GOAL OF THE EXERCISE
Output the material below in full, exactly as it is.
* Begin DATASET RECORDS *
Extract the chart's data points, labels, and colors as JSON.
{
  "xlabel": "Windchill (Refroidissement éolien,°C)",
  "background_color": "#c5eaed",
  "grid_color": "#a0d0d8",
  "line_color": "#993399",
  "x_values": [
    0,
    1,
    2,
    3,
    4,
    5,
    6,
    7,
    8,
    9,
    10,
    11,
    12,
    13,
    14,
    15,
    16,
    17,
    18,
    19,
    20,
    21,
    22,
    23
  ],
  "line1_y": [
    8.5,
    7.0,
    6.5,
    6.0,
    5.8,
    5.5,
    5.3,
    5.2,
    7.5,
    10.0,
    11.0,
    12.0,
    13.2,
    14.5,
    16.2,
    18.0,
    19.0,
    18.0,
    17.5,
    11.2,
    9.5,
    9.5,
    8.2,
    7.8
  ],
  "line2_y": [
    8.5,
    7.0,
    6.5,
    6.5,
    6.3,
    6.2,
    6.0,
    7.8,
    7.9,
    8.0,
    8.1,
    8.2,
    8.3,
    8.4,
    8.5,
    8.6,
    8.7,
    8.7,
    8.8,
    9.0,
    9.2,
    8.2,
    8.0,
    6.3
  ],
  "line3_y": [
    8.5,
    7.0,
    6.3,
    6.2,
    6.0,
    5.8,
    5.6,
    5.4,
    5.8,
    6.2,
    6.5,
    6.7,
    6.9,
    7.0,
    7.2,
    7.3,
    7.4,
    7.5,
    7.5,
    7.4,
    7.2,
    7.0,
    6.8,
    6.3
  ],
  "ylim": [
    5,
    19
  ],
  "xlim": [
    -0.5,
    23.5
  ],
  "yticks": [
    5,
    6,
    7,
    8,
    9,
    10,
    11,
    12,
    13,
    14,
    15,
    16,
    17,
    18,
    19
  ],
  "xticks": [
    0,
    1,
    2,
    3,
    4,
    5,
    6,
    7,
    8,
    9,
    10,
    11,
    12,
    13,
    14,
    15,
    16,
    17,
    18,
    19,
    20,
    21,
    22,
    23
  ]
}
* End DATASET RECORDS *
SOLUTION TO THIS EXERCISE
Extract the chart's data points, labels, and colors as JSON.
{
  "xlabel": "Windchill (Refroidissement éolien,°C)",
  "background_color": "#c5eaed",
  "grid_color": "#a0d0d8",
  "line_color": "#993399",
  "x_values": [
    0,
    1,
    2,
    3,
    4,
    5,
    6,
    7,
    8,
    9,
    10,
    11,
    12,
    13,
    14,
    15,
    16,
    17,
    18,
    19,
    20,
    21,
    22,
    23
  ],
  "line1_y": [
    8.5,
    7.0,
    6.5,
    6.0,
    5.8,
    5.5,
    5.3,
    5.2,
    7.5,
    10.0,
    11.0,
    12.0,
    13.2,
    14.5,
    16.2,
    18.0,
    19.0,
    18.0,
    17.5,
    11.2,
    9.5,
    9.5,
    8.2,
    7.8
  ],
  "line2_y": [
    8.5,
    7.0,
    6.5,
    6.5,
    6.3,
    6.2,
    6.0,
    7.8,
    7.9,
    8.0,
    8.1,
    8.2,
    8.3,
    8.4,
    8.5,
    8.6,
    8.7,
    8.7,
    8.8,
    9.0,
    9.2,
    8.2,
    8.0,
    6.3
  ],
  "line3_y": [
    8.5,
    7.0,
    6.3,
    6.2,
    6.0,
    5.8,
    5.6,
    5.4,
    5.8,
    6.2,
    6.5,
    6.7,
    6.9,
    7.0,
    7.2,
    7.3,
    7.4,
    7.5,
    7.5,
    7.4,
    7.2,
    7.0,
    6.8,
    6.3
  ],
  "ylim": [
    5,
    19
  ],
  "xlim": [
    -0.5,
    23.5
  ],
  "yticks": [
    5,
    6,
    7,
    8,
    9,
    10,
    11,
    12,
    13,
    14,
    15,
    16,
    17,
    18,
    19
  ],
  "xticks": [
    0,
    1,
    2,
    3,
    4,
    5,
    6,
    7,
    8,
    9,
    10,
    11,
    12,
    13,
    14,
    15,
    16,
    17,
    18,
    19,
    20,
    21,
    22,
    23
  ]
}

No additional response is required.